== Raw records

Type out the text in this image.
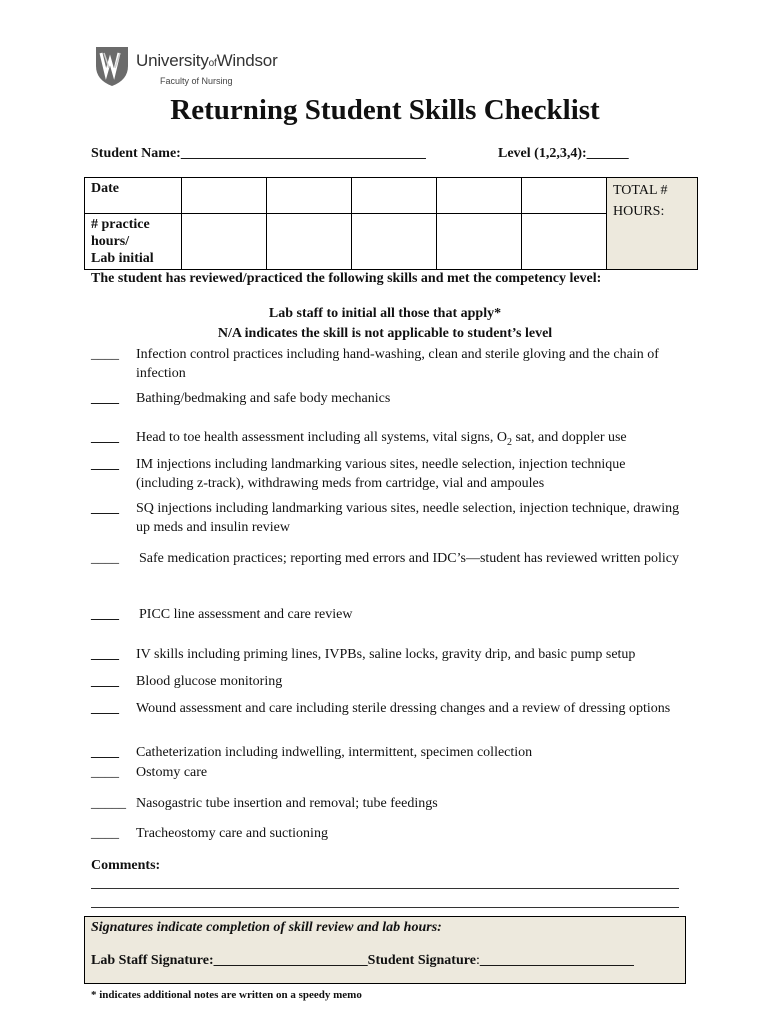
UniversityofWindsor
Faculty of Nursing
Returning Student Skills Checklist
Student Name:___________________________________	Level (1,2,3,4):______
Date						TOTAL #
HOURS:

# practice
hours/
Lab initial						

The student has reviewed/practiced the following skills and met the competency level:
Lab staff to initial all those that apply*
N/A indicates the skill is not applicable to student’s level
____ Infection control practices including hand-washing, clean and sterile gloving and the chain of infection
____ Bathing/bedmaking and safe body mechanics
____ Head to toe health assessment including all systems, vital signs, $O_2$ sat, and doppler use
____ IM injections including landmarking various sites, needle selection, injection technique (including z-track), withdrawing meds from cartridge, vial and ampoules
____ SQ injections including landmarking various sites, needle selection, injection technique, drawing up meds and insulin review
____ Safe medication practices; reporting med errors and IDC’s—student has reviewed written policy
____ PICC line assessment and care review
____ IV skills including priming lines, IVPBs, saline locks, gravity drip, and basic pump setup
____ Blood glucose monitoring
____ Wound assessment and care including sterile dressing changes and a review of dressing options
____ Catheterization including indwelling, intermittent, specimen collection
____ Ostomy care
_____ Nasogastric tube insertion and removal; tube feedings
____ Tracheostomy care and suctioning
Comments:
Signatures indicate completion of skill review and lab hours:
Lab Staff Signature:______________________Student Signature:______________________
* indicates additional notes are written on a speedy memo
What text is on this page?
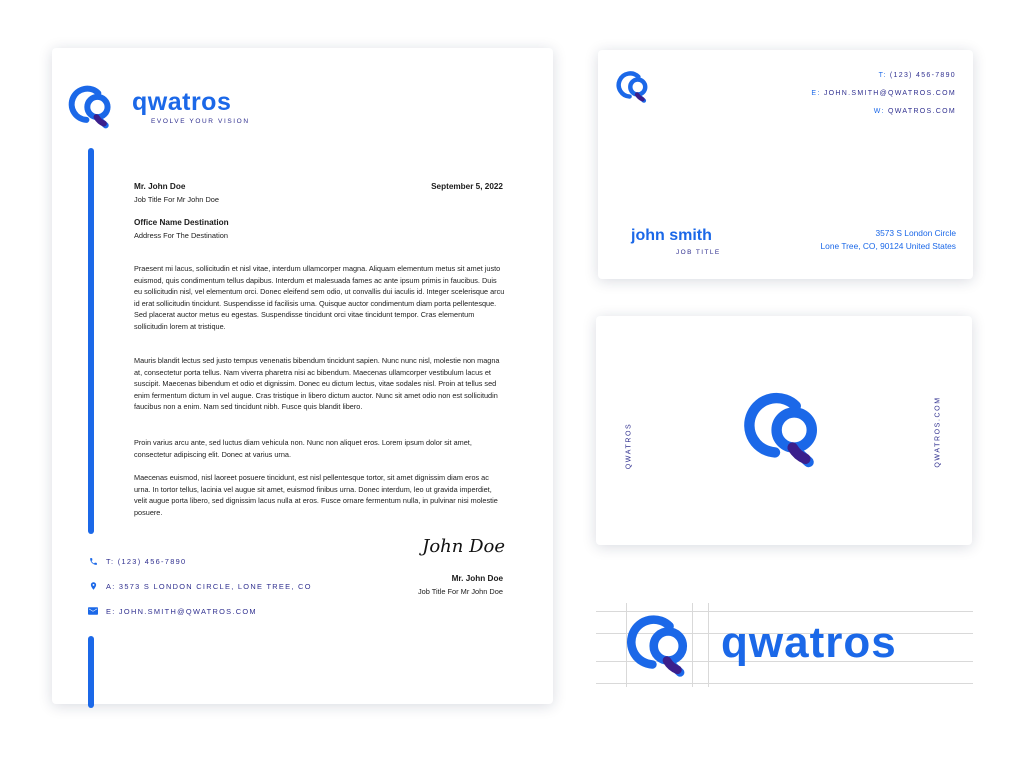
qwatros
EVOLVE YOUR VISION
Mr. John Doe
Job Title For Mr John Doe
September 5, 2022
Office Name Destination
Address For The Destination

Praesent mi lacus, sollicitudin et nisl vitae, interdum ullamcorper magna. Aliquam elementum metus sit amet justo euismod, quis condimentum tellus dapibus. Interdum et malesuada fames ac ante ipsum primis in faucibus. Duis eu sollicitudin nisl, vel elementum orci. Donec eleifend sem odio, ut convallis dui iaculis id. Integer scelerisque arcu id erat sollicitudin tincidunt. Suspendisse id facilisis urna. Quisque auctor condimentum diam porta pellentesque. Sed placerat auctor metus eu egestas. Suspendisse tincidunt orci vitae tincidunt tempor. Cras elementum sollicitudin lorem at tristique.

Mauris blandit lectus sed justo tempus venenatis bibendum tincidunt sapien. Nunc nunc nisl, molestie non magna at, consectetur porta tellus. Nam viverra pharetra nisi ac bibendum. Maecenas ullamcorper vestibulum lacus et suscipit. Maecenas bibendum et odio et dignissim. Donec eu dictum lectus, vitae sodales nisl. Proin at tellus sed enim fermentum dictum in vel augue. Cras tristique in libero dictum auctor. Nunc sit amet odio non est sollicitudin faucibus non a enim. Nam sed tincidunt nibh. Fusce quis blandit libero.

Proin varius arcu ante, sed luctus diam vehicula non. Nunc non aliquet eros. Lorem ipsum dolor sit amet, consectetur adipiscing elit. Donec at varius urna.

Maecenas euismod, nisl laoreet posuere tincidunt, est nisl pellentesque tortor, sit amet dignissim diam eros ac urna. In tortor tellus, lacinia vel augue sit amet, euismod finibus urna. Donec interdum, leo ut gravida imperdiet, velit augue porta libero, sed dignissim lacus nulla at eros. Fusce ornare fermentum nulla, in pulvinar nisi molestie posuere.

T: (123) 456-7890
A: 3573 S LONDON CIRCLE, LONE TREE, CO
E: JOHN.SMITH@QWATROS.COM
John Doe
Mr. John Doe
Job Title For Mr John Doe
T: (123) 456-7890
E: JOHN.SMITH@QWATROS.COM
W: QWATROS.COM
john smith
JOB TITLE
3573 S London Circle
Lone Tree, CO, 90124 United States
QWATROS	QWATROS.COM
qwatros
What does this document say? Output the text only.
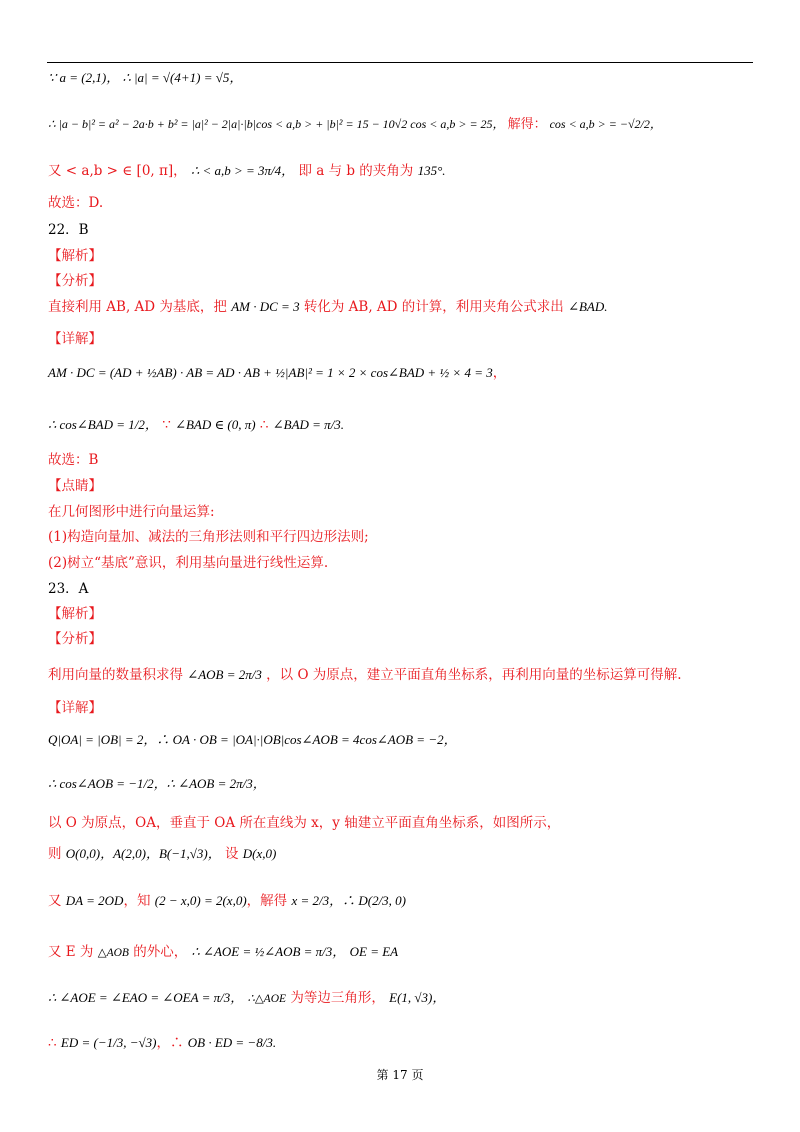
∵ a = (2,1)， ∴ |a| = √(4+1) = √5，
∴ |a − b|² = a² − 2a·b + b² = |a|² − 2|a|·|b|cos < a,b > + |b|² = 15 − 10√2 cos < a,b > = 25， 解得： cos < a,b > = −√2/2，
又 < a,b > ∈ [0, π]， ∴ < a,b > = 3π/4， 即 a 与 b 的夹角为 135°.
故选：D.
22．B
【解析】
【分析】
直接利用 AB, AD 为基底，把 AM · DC = 3 转化为 AB, AD 的计算，利用夹角公式求出 ∠BAD.
【详解】
AM · DC = (AD + ½AB) · AB = AD · AB + ½|AB|² = 1 × 2 × cos∠BAD + ½ × 4 = 3，
∴ cos∠BAD = 1/2， ∵ ∠BAD ∈ (0, π) ∴ ∠BAD = π/3.
故选：B
【点睛】
在几何图形中进行向量运算:
(1)构造向量加、减法的三角形法则和平行四边形法则;
(2)树立“基底”意识，利用基向量进行线性运算.
23．A
【解析】
【分析】
利用向量的数量积求得 ∠AOB = 2π/3 ，以 O 为原点，建立平面直角坐标系，再利用向量的坐标运算可得解.
【详解】
Q|OA| = |OB| = 2，∴ OA · OB = |OA|·|OB|cos∠AOB = 4cos∠AOB = −2，
∴ cos∠AOB = −1/2，∴ ∠AOB = 2π/3，
以 O 为原点，OA，垂直于 OA 所在直线为 x，y 轴建立平面直角坐标系，如图所示，
则 O(0,0)，A(2,0)，B(−1,√3)， 设 D(x,0)
又 DA = 2OD，知 (2 − x,0) = 2(x,0)，解得 x = 2/3，∴ D(2/3, 0)
又 E 为 △AOB 的外心， ∴ ∠AOE = ½∠AOB = π/3， OE = EA
∴ ∠AOE = ∠EAO = ∠OEA = π/3， ∴△AOE 为等边三角形， E(1, √3)，
∴ ED = (−1/3, −√3)，∴ OB · ED = −8/3.
第 17 页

====

=== Your task ===
Reproduce the material in its entirety and word for word, without the pictures.

=== Response for this exercise ===
Type out the text in this image.
UniversityofWindsor
Faculty of Nursing
Returning Student Skills Checklist
Student Name:___________________________________	Level (1,2,3,4):______
Date						TOTAL #
HOURS:

# practice
hours/
Lab initial						

The student has reviewed/practiced the following skills and met the competency level:
Lab staff to initial all those that apply*
N/A indicates the skill is not applicable to student’s level
____ Infection control practices including hand-washing, clean and sterile gloving and the chain of infection
____ Bathing/bedmaking and safe body mechanics
____ Head to toe health assessment including all systems, vital signs, $O_2$ sat, and doppler use
____ IM injections including landmarking various sites, needle selection, injection technique (including z-track), withdrawing meds from cartridge, vial and ampoules
____ SQ injections including landmarking various sites, needle selection, injection technique, drawing up meds and insulin review
____ Safe medication practices; reporting med errors and IDC’s—student has reviewed written policy
____ PICC line assessment and care review
____ IV skills including priming lines, IVPBs, saline locks, gravity drip, and basic pump setup
____ Blood glucose monitoring
____ Wound assessment and care including sterile dressing changes and a review of dressing options
____ Catheterization including indwelling, intermittent, specimen collection
____ Ostomy care
_____ Nasogastric tube insertion and removal; tube feedings
____ Tracheostomy care and suctioning
Comments:
Signatures indicate completion of skill review and lab hours:
Lab Staff Signature:______________________Student Signature:______________________
* indicates additional notes are written on a speedy memo
What text is on this page?
qwatros
EVOLVE YOUR VISION
Mr. John Doe
Job Title For Mr John Doe
September 5, 2022
Office Name Destination
Address For The Destination

Praesent mi lacus, sollicitudin et nisl vitae, interdum ullamcorper magna. Aliquam elementum metus sit amet justo euismod, quis condimentum tellus dapibus. Interdum et malesuada fames ac ante ipsum primis in faucibus. Duis eu sollicitudin nisl, vel elementum orci. Donec eleifend sem odio, ut convallis dui iaculis id. Integer scelerisque arcu id erat sollicitudin tincidunt. Suspendisse id facilisis urna. Quisque auctor condimentum diam porta pellentesque. Sed placerat auctor metus eu egestas. Suspendisse tincidunt orci vitae tincidunt tempor. Cras elementum sollicitudin lorem at tristique.

Mauris blandit lectus sed justo tempus venenatis bibendum tincidunt sapien. Nunc nunc nisl, molestie non magna at, consectetur porta tellus. Nam viverra pharetra nisi ac bibendum. Maecenas ullamcorper vestibulum lacus et suscipit. Maecenas bibendum et odio et dignissim. Donec eu dictum lectus, vitae sodales nisl. Proin at tellus sed enim fermentum dictum in vel augue. Cras tristique in libero dictum auctor. Nunc sit amet odio non est sollicitudin faucibus non a enim. Nam sed tincidunt nibh. Fusce quis blandit libero.

Proin varius arcu ante, sed luctus diam vehicula non. Nunc non aliquet eros. Lorem ipsum dolor sit amet, consectetur adipiscing elit. Donec at varius urna.

Maecenas euismod, nisl laoreet posuere tincidunt, est nisl pellentesque tortor, sit amet dignissim diam eros ac urna. In tortor tellus, lacinia vel augue sit amet, euismod finibus urna. Donec interdum, leo ut gravida imperdiet, velit augue porta libero, sed dignissim lacus nulla at eros. Fusce ornare fermentum nulla, in pulvinar nisi molestie posuere.

T: (123) 456-7890
A: 3573 S LONDON CIRCLE, LONE TREE, CO
E: JOHN.SMITH@QWATROS.COM
John Doe
Mr. John Doe
Job Title For Mr John Doe
T: (123) 456-7890
E: JOHN.SMITH@QWATROS.COM
W: QWATROS.COM
john smith
JOB TITLE
3573 S London Circle
Lone Tree, CO, 90124 United States
QWATROS	QWATROS.COM
qwatros
What does this document say? Output the text only.
∵ a = (2,1)， ∴ |a| = √(4+1) = √5，
∴ |a − b|² = a² − 2a·b + b² = |a|² − 2|a|·|b|cos < a,b > + |b|² = 15 − 10√2 cos < a,b > = 25， 解得： cos < a,b > = −√2/2，
又 < a,b > ∈ [0, π]， ∴ < a,b > = 3π/4， 即 a 与 b 的夹角为 135°.
故选：D.
22．B
【解析】
【分析】
直接利用 AB, AD 为基底，把 AM · DC = 3 转化为 AB, AD 的计算，利用夹角公式求出 ∠BAD.
【详解】
AM · DC = (AD + ½AB) · AB = AD · AB + ½|AB|² = 1 × 2 × cos∠BAD + ½ × 4 = 3，
∴ cos∠BAD = 1/2， ∵ ∠BAD ∈ (0, π) ∴ ∠BAD = π/3.
故选：B
【点睛】
在几何图形中进行向量运算:
(1)构造向量加、减法的三角形法则和平行四边形法则;
(2)树立“基底”意识，利用基向量进行线性运算.
23．A
【解析】
【分析】
利用向量的数量积求得 ∠AOB = 2π/3 ，以 O 为原点，建立平面直角坐标系，再利用向量的坐标运算可得解.
【详解】
Q|OA| = |OB| = 2，∴ OA · OB = |OA|·|OB|cos∠AOB = 4cos∠AOB = −2，
∴ cos∠AOB = −1/2，∴ ∠AOB = 2π/3，
以 O 为原点，OA，垂直于 OA 所在直线为 x，y 轴建立平面直角坐标系，如图所示，
则 O(0,0)，A(2,0)，B(−1,√3)， 设 D(x,0)
又 DA = 2OD，知 (2 − x,0) = 2(x,0)，解得 x = 2/3，∴ D(2/3, 0)
又 E 为 △AOB 的外心， ∴ ∠AOE = ½∠AOB = π/3， OE = EA
∴ ∠AOE = ∠EAO = ∠OEA = π/3， ∴△AOE 为等边三角形， E(1, √3)，
∴ ED = (−1/3, −√3)，∴ OB · ED = −8/3.
第 17 页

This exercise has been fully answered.